__Exercise objective__.
State the number of lines that hold the string "data", with nothing added.
↓↓↓
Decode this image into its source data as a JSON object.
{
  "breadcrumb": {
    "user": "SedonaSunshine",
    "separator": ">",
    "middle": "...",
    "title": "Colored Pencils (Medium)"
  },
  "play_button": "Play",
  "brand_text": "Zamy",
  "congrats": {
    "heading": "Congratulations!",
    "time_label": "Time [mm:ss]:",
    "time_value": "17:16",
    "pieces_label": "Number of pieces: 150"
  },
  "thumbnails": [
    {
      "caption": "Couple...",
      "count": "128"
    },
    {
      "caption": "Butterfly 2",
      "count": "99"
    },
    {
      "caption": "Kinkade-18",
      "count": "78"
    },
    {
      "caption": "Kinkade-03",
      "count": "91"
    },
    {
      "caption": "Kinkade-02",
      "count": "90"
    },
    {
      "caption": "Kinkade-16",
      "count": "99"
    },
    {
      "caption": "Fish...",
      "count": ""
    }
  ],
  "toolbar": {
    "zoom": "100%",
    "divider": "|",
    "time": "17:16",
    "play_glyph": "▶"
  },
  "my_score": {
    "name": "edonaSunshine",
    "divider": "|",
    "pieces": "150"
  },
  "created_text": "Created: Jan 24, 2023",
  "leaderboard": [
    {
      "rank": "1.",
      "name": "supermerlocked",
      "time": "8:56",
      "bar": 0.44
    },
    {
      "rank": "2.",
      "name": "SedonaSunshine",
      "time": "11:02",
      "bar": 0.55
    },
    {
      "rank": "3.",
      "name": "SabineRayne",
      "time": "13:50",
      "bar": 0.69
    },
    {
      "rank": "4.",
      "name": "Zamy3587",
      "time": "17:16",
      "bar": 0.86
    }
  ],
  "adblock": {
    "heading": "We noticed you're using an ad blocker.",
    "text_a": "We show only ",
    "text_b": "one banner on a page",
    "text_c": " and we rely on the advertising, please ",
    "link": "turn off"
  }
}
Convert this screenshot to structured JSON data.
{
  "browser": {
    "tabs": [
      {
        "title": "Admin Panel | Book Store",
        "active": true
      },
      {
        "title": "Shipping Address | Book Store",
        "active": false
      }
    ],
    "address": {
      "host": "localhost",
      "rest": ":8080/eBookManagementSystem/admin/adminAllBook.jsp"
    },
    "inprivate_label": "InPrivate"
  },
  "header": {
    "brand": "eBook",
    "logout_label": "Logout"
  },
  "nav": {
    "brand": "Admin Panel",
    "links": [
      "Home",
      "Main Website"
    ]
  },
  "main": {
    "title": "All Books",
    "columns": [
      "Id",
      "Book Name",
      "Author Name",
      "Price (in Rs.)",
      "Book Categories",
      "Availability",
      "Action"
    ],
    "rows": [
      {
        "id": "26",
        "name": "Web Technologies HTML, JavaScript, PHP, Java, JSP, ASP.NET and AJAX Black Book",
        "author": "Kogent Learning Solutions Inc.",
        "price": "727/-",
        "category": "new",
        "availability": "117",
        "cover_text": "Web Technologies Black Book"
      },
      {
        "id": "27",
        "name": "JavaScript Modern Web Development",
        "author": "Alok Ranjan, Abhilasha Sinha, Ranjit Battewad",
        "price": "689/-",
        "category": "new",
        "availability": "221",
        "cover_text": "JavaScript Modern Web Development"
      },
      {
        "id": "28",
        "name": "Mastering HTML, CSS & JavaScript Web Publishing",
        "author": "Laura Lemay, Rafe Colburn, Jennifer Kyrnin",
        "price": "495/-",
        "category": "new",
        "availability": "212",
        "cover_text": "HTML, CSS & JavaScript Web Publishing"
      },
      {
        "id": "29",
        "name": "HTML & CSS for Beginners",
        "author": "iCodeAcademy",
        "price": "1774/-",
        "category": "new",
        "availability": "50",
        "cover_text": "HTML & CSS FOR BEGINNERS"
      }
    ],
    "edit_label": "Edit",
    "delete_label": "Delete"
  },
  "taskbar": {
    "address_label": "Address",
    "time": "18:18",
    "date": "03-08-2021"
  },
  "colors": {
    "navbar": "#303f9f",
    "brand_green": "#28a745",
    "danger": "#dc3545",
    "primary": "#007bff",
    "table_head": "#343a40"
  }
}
↑↑↑
__Expected answer__.
2